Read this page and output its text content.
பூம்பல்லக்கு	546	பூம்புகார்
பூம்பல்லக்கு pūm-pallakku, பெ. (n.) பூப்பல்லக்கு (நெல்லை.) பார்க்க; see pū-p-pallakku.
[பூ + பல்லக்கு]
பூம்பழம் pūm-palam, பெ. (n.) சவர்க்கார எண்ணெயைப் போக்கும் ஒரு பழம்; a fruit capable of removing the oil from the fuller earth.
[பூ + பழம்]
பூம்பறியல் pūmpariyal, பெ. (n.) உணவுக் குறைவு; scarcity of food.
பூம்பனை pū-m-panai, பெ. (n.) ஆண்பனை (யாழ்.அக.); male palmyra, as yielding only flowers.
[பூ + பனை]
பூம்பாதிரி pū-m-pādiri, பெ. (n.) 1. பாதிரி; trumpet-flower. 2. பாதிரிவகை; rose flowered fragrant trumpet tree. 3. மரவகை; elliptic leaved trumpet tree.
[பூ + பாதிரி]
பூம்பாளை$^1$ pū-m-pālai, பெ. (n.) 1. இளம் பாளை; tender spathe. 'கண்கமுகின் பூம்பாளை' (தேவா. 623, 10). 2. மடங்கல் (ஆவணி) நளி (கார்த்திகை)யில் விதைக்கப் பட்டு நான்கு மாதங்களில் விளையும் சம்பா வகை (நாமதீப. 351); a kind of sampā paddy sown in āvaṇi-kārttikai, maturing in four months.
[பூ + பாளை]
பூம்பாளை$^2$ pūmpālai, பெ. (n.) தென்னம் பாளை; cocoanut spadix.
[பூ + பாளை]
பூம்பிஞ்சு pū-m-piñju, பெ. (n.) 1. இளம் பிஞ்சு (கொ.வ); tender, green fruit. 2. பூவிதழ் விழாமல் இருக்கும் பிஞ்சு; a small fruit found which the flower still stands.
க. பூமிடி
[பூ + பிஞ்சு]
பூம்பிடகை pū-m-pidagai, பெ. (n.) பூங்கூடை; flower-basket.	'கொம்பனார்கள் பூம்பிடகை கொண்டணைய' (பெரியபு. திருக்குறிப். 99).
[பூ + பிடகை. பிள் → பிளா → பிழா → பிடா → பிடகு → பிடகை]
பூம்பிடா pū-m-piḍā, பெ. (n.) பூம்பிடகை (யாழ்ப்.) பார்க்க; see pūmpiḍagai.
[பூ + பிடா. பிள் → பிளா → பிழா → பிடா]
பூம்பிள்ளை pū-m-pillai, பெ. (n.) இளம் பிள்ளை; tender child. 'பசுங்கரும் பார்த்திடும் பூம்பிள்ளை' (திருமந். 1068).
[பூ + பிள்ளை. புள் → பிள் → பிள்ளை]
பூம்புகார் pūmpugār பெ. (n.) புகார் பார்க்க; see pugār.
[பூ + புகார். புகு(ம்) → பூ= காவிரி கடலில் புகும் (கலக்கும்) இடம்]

• _Exercise goal_:
Your task is to extract all of the records exactly.

• _Answer_:
Read this page and output its text content.
பூம்பல்லக்கு	546	பூம்புகார்
பூம்பல்லக்கு pūm-pallakku, பெ. (n.) பூப்பல்லக்கு (நெல்லை.) பார்க்க; see pū-p-pallakku.
[பூ + பல்லக்கு]
பூம்பழம் pūm-palam, பெ. (n.) சவர்க்கார எண்ணெயைப் போக்கும் ஒரு பழம்; a fruit capable of removing the oil from the fuller earth.
[பூ + பழம்]
பூம்பறியல் pūmpariyal, பெ. (n.) உணவுக் குறைவு; scarcity of food.
பூம்பனை pū-m-panai, பெ. (n.) ஆண்பனை (யாழ்.அக.); male palmyra, as yielding only flowers.
[பூ + பனை]
பூம்பாதிரி pū-m-pādiri, பெ. (n.) 1. பாதிரி; trumpet-flower. 2. பாதிரிவகை; rose flowered fragrant trumpet tree. 3. மரவகை; elliptic leaved trumpet tree.
[பூ + பாதிரி]
பூம்பாளை$^1$ pū-m-pālai, பெ. (n.) 1. இளம் பாளை; tender spathe. 'கண்கமுகின் பூம்பாளை' (தேவா. 623, 10). 2. மடங்கல் (ஆவணி) நளி (கார்த்திகை)யில் விதைக்கப் பட்டு நான்கு மாதங்களில் விளையும் சம்பா வகை (நாமதீப. 351); a kind of sampā paddy sown in āvaṇi-kārttikai, maturing in four months.
[பூ + பாளை]
பூம்பாளை$^2$ pūmpālai, பெ. (n.) தென்னம் பாளை; cocoanut spadix.
[பூ + பாளை]
பூம்பிஞ்சு pū-m-piñju, பெ. (n.) 1. இளம் பிஞ்சு (கொ.வ); tender, green fruit. 2. பூவிதழ் விழாமல் இருக்கும் பிஞ்சு; a small fruit found which the flower still stands.
க. பூமிடி
[பூ + பிஞ்சு]
பூம்பிடகை pū-m-pidagai, பெ. (n.) பூங்கூடை; flower-basket.	'கொம்பனார்கள் பூம்பிடகை கொண்டணைய' (பெரியபு. திருக்குறிப். 99).
[பூ + பிடகை. பிள் → பிளா → பிழா → பிடா → பிடகு → பிடகை]
பூம்பிடா pū-m-piḍā, பெ. (n.) பூம்பிடகை (யாழ்ப்.) பார்க்க; see pūmpiḍagai.
[பூ + பிடா. பிள் → பிளா → பிழா → பிடா]
பூம்பிள்ளை pū-m-pillai, பெ. (n.) இளம் பிள்ளை; tender child. 'பசுங்கரும் பார்த்திடும் பூம்பிள்ளை' (திருமந். 1068).
[பூ + பிள்ளை. புள் → பிள் → பிள்ளை]
பூம்புகார் pūmpugār பெ. (n.) புகார் பார்க்க; see pugār.
[பூ + புகார். புகு(ம்) → பூ= காவிரி கடலில் புகும் (கலக்கும்) இடம்]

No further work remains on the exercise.